# REQUIREMENTS
Below is a block of records; reproduce all of them exactly and leave out any pictures.

##### RECORDED DATA

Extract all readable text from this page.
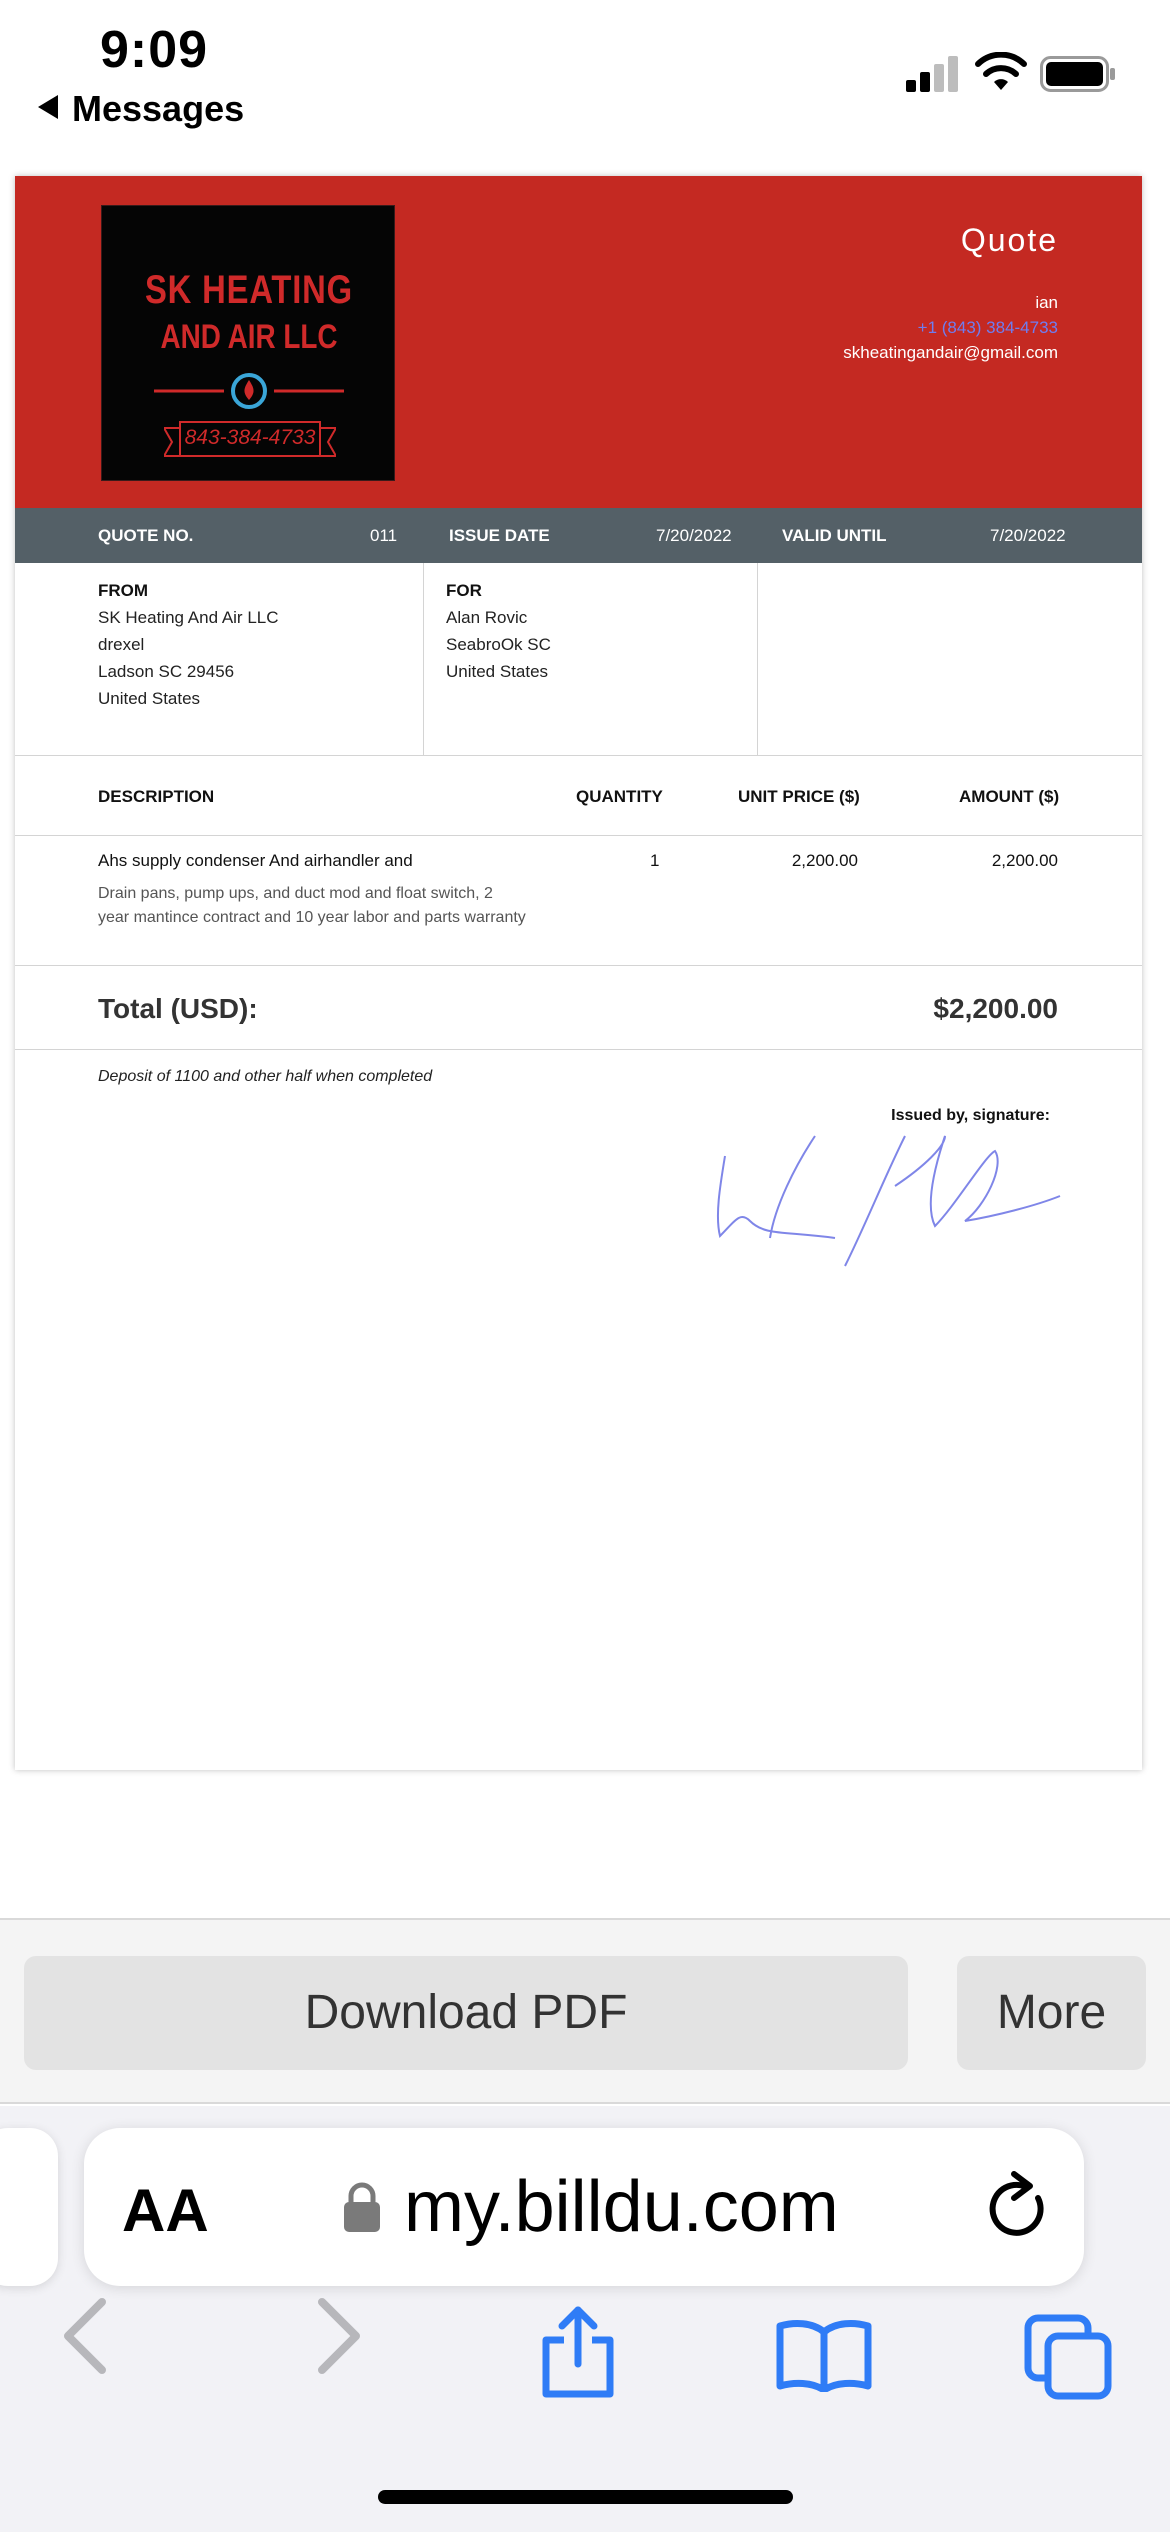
9:09
Messages
SK HEATING
AND AIR LLC
843-384-4733
Quote
ian
+1 (843) 384-4733
skheatingandair@gmail.com
QUOTE NO.	011	ISSUE DATE	7/20/2022	VALID UNTIL	7/20/2022
FROM
SK Heating And Air LLC
drexel
Ladson SC 29456
United States
FOR
Alan Rovic
SeabroOk SC
United States
DESCRIPTION	QUANTITY	UNIT PRICE ($)	AMOUNT ($)
Ahs supply condenser And airhandler and
Drain pans, pump ups, and duct mod and float switch, 2 year mantince contract and 10 year labor and parts warranty
1	2,200.00	2,200.00
Total (USD):	$2,200.00
Deposit of 1100 and other half when completed
Issued by, signature:
Download PDF	More
AA	my.billdu.com
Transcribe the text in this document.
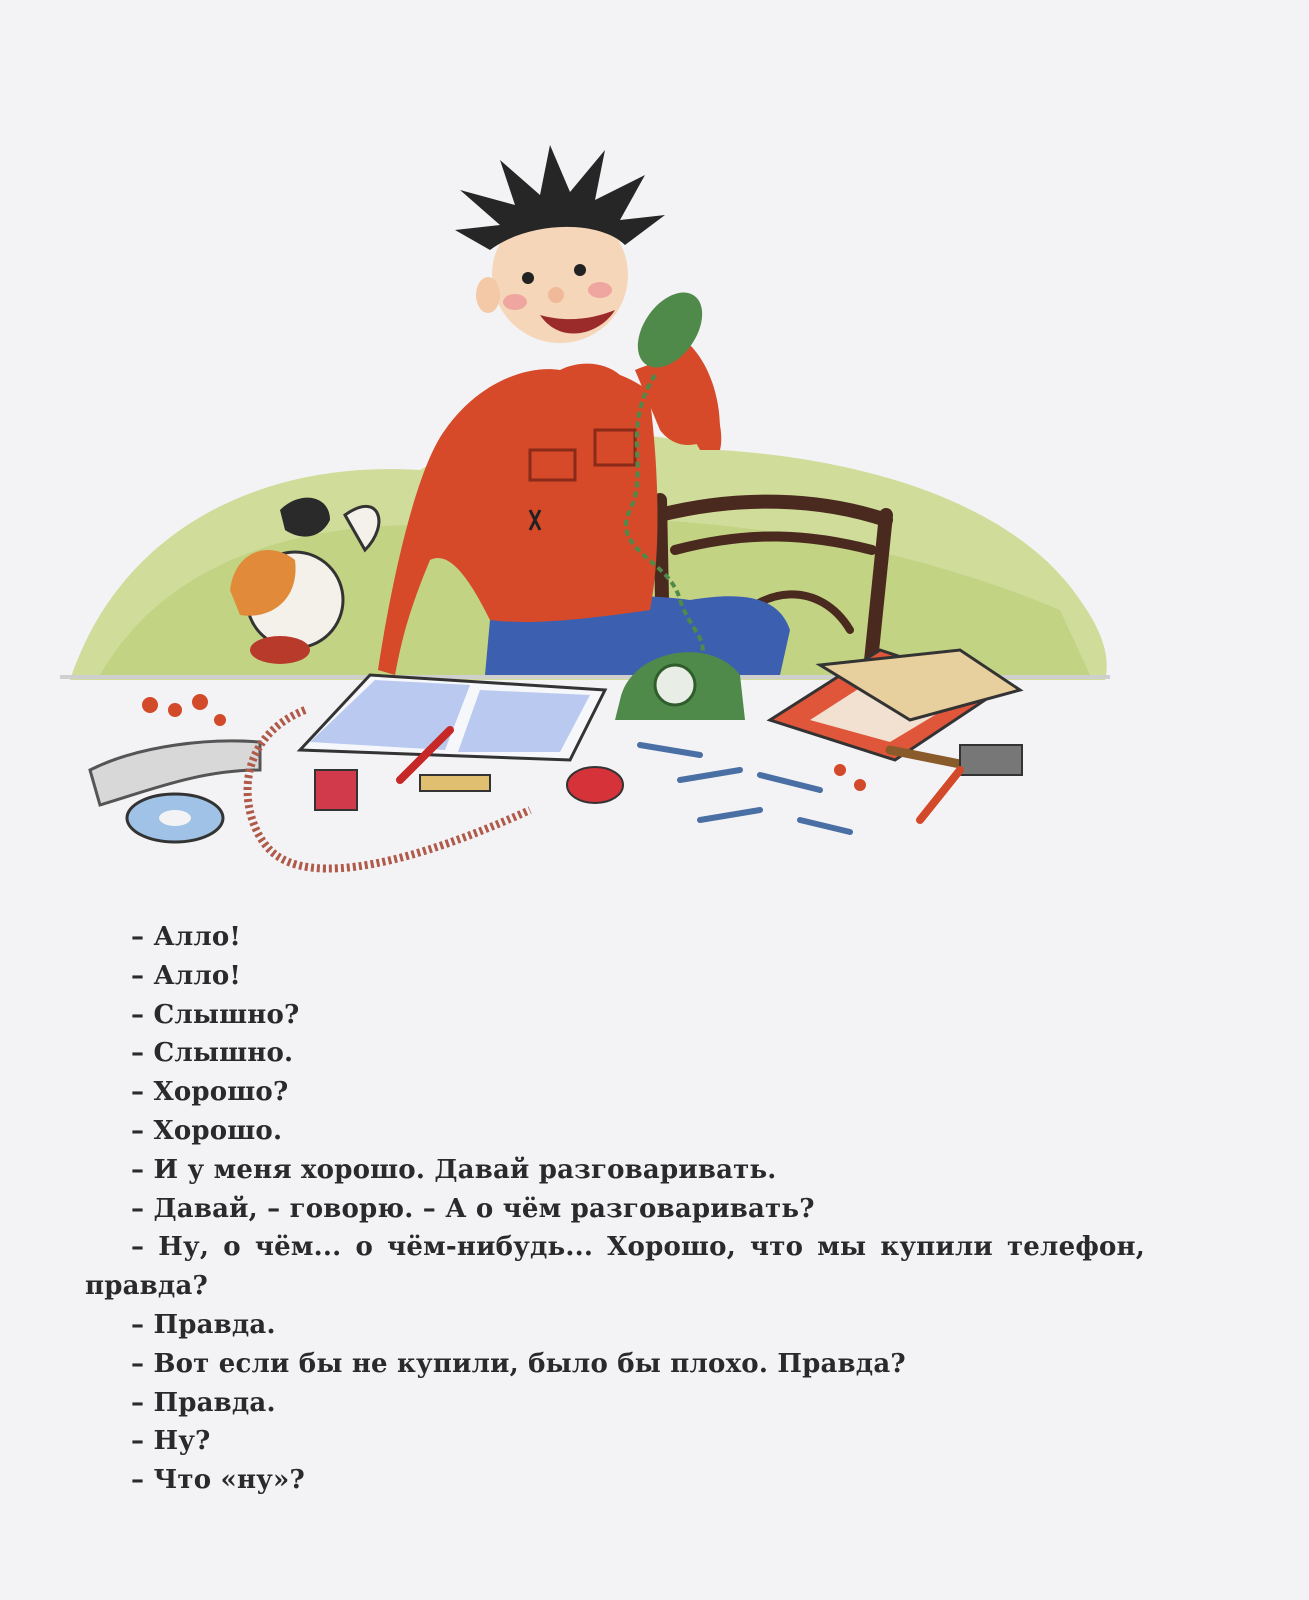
– Алло!

– Алло!

– Слышно?

– Слышно.

– Хорошо?

– Хорошо.

– И у меня хорошо. Давай разговаривать.

– Давай, – говорю. – А о чём разговаривать?

– Ну, о чём... о чём-нибудь... Хорошо, что мы купили телефон,

правда?

– Правда.

– Вот если бы не купили, было бы плохо. Правда?

– Правда.

– Ну?

– Что «ну»?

##########

# RESPONSE TO THE TASK
Extract all readable text from this page.
9:09
Messages
SK HEATING
AND AIR LLC
843-384-4733
Quote
ian
+1 (843) 384-4733
skheatingandair@gmail.com
QUOTE NO.	011	ISSUE DATE	7/20/2022	VALID UNTIL	7/20/2022
FROM
SK Heating And Air LLC
drexel
Ladson SC 29456
United States
FOR
Alan Rovic
SeabroOk SC
United States
DESCRIPTION	QUANTITY	UNIT PRICE ($)	AMOUNT ($)
Ahs supply condenser And airhandler and
Drain pans, pump ups, and duct mod and float switch, 2 year mantince contract and 10 year labor and parts warranty
1	2,200.00	2,200.00
Total (USD):	$2,200.00
Deposit of 1100 and other half when completed
Issued by, signature:
Download PDF	More
AA	my.billdu.com
Transcribe the text in this document.
– Алло!

– Алло!

– Слышно?

– Слышно.

– Хорошо?

– Хорошо.

– И у меня хорошо. Давай разговаривать.

– Давай, – говорю. – А о чём разговаривать?

– Ну, о чём... о чём-нибудь... Хорошо, что мы купили телефон,

правда?

– Правда.

– Вот если бы не купили, было бы плохо. Правда?

– Правда.

– Ну?

– Что «ну»?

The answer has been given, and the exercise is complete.